>> Begin

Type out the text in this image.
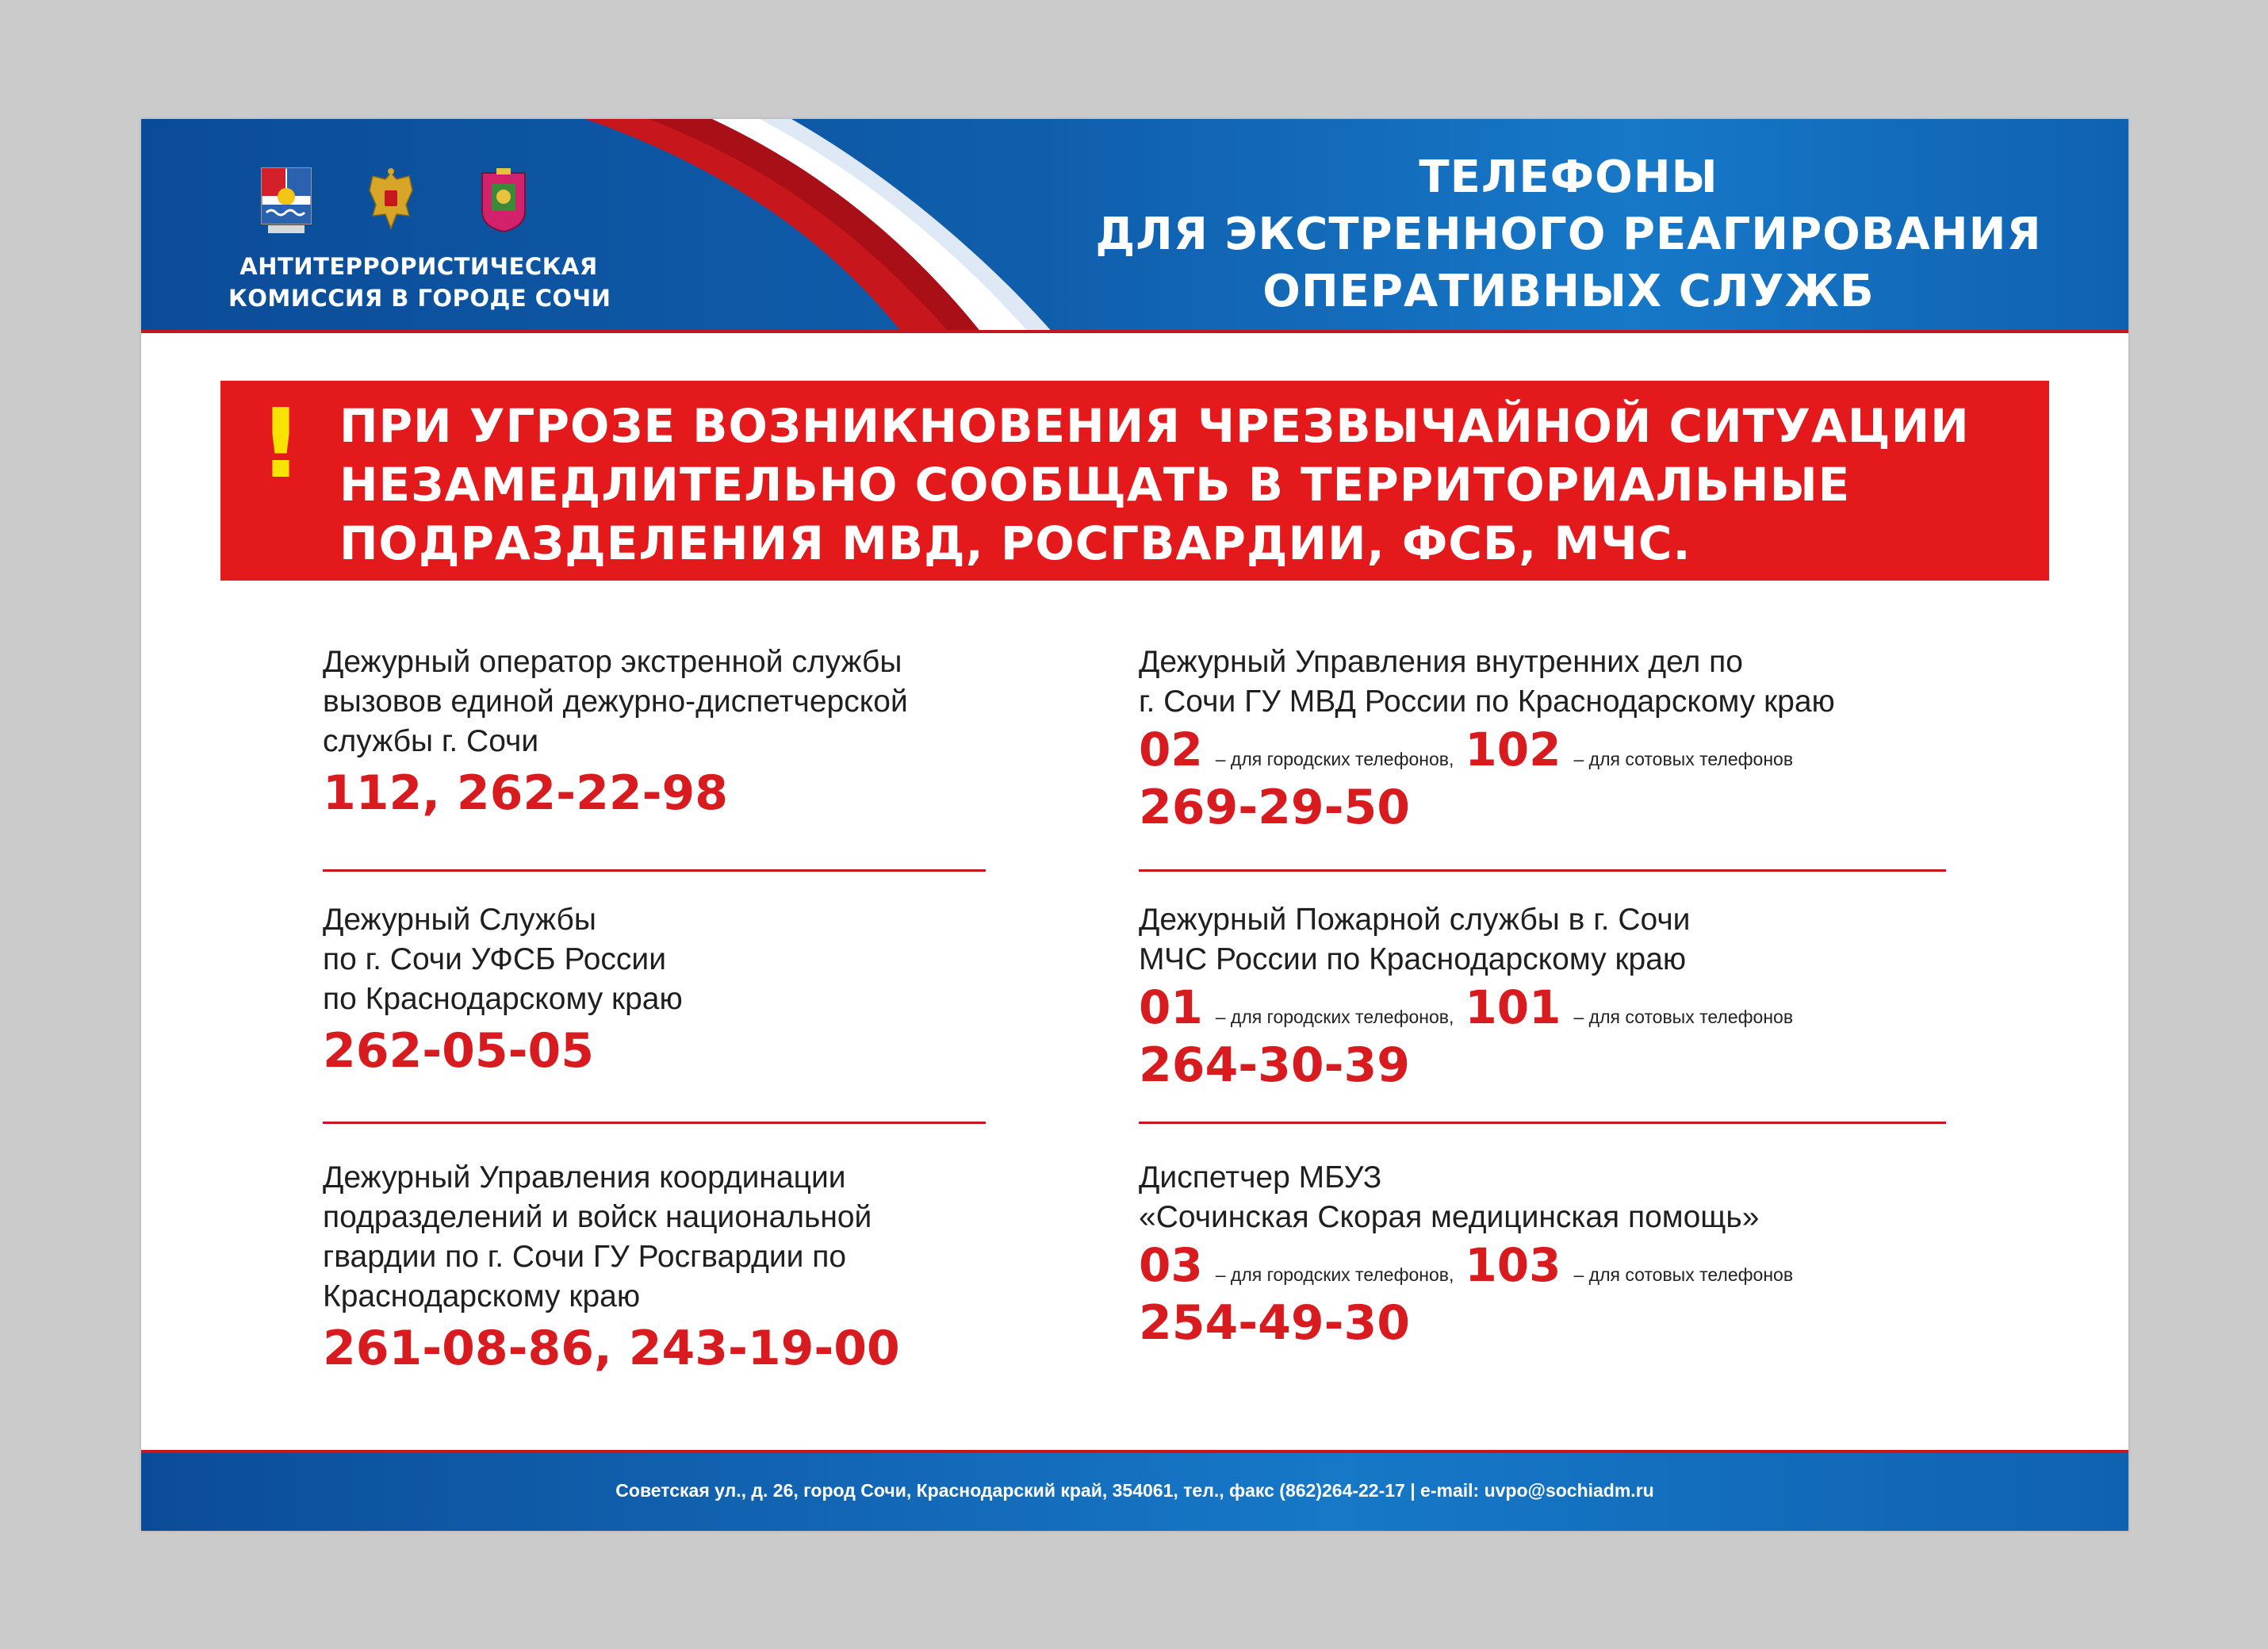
АНТИТЕРРОРИСТИЧЕСКАЯ
КОМИССИЯ В ГОРОДЕ СОЧИ
ТЕЛЕФОНЫ
ДЛЯ ЭКСТРЕННОГО РЕАГИРОВАНИЯ
ОПЕРАТИВНЫХ СЛУЖБ
! ПРИ УГРОЗЕ ВОЗНИКНОВЕНИЯ ЧРЕЗВЫЧАЙНОЙ СИТУАЦИИ
НЕЗАМЕДЛИТЕЛЬНО СООБЩАТЬ В ТЕРРИТОРИАЛЬНЫЕ
ПОДРАЗДЕЛЕНИЯ МВД, РОСГВАРДИИ, ФСБ, МЧС.
Дежурный оператор экстренной службы
вызовов единой дежурно-диспетчерской
службы г. Сочи
112, 262-22-98
Дежурный Службы
по г. Сочи УФСБ России
по Краснодарскому краю
262-05-05
Дежурный Управления координации
подразделений и войск национальной
гвардии по г. Сочи ГУ Росгвардии по
Краснодарскому краю
261-08-86, 243-19-00
Дежурный Управления внутренних дел по
г. Сочи ГУ МВД России по Краснодарскому краю
02 – для городских телефонов, 102 – для сотовых телефонов
269-29-50
Дежурный Пожарной службы в г. Сочи
МЧС России по Краснодарскому краю
01 – для городских телефонов, 101 – для сотовых телефонов
264-30-39
Диспетчер МБУЗ
«Сочинская Скорая медицинская помощь»
03 – для городских телефонов, 103 – для сотовых телефонов
254-49-30
Советская ул., д. 26, город Сочи, Краснодарский край, 354061, тел., факс (862)264-22-17 | e-mail: uvpo@sochiadm.ru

>> End

▸ **STATED GOAL**
Pictures in the records above should not be copied. Repeat everything else exactly.

▸ **ANSWER FOR THE TASK**
Type out the text in this image.
АНТИТЕРРОРИСТИЧЕСКАЯ
КОМИССИЯ В ГОРОДЕ СОЧИ
ТЕЛЕФОНЫ
ДЛЯ ЭКСТРЕННОГО РЕАГИРОВАНИЯ
ОПЕРАТИВНЫХ СЛУЖБ
! ПРИ УГРОЗЕ ВОЗНИКНОВЕНИЯ ЧРЕЗВЫЧАЙНОЙ СИТУАЦИИ
НЕЗАМЕДЛИТЕЛЬНО СООБЩАТЬ В ТЕРРИТОРИАЛЬНЫЕ
ПОДРАЗДЕЛЕНИЯ МВД, РОСГВАРДИИ, ФСБ, МЧС.
Дежурный оператор экстренной службы
вызовов единой дежурно-диспетчерской
службы г. Сочи
112, 262-22-98
Дежурный Службы
по г. Сочи УФСБ России
по Краснодарскому краю
262-05-05
Дежурный Управления координации
подразделений и войск национальной
гвардии по г. Сочи ГУ Росгвардии по
Краснодарскому краю
261-08-86, 243-19-00
Дежурный Управления внутренних дел по
г. Сочи ГУ МВД России по Краснодарскому краю
02 – для городских телефонов, 102 – для сотовых телефонов
269-29-50
Дежурный Пожарной службы в г. Сочи
МЧС России по Краснодарскому краю
01 – для городских телефонов, 101 – для сотовых телефонов
264-30-39
Диспетчер МБУЗ
«Сочинская Скорая медицинская помощь»
03 – для городских телефонов, 103 – для сотовых телефонов
254-49-30
Советская ул., д. 26, город Сочи, Краснодарский край, 354061, тел., факс (862)264-22-17 | e-mail: uvpo@sochiadm.ru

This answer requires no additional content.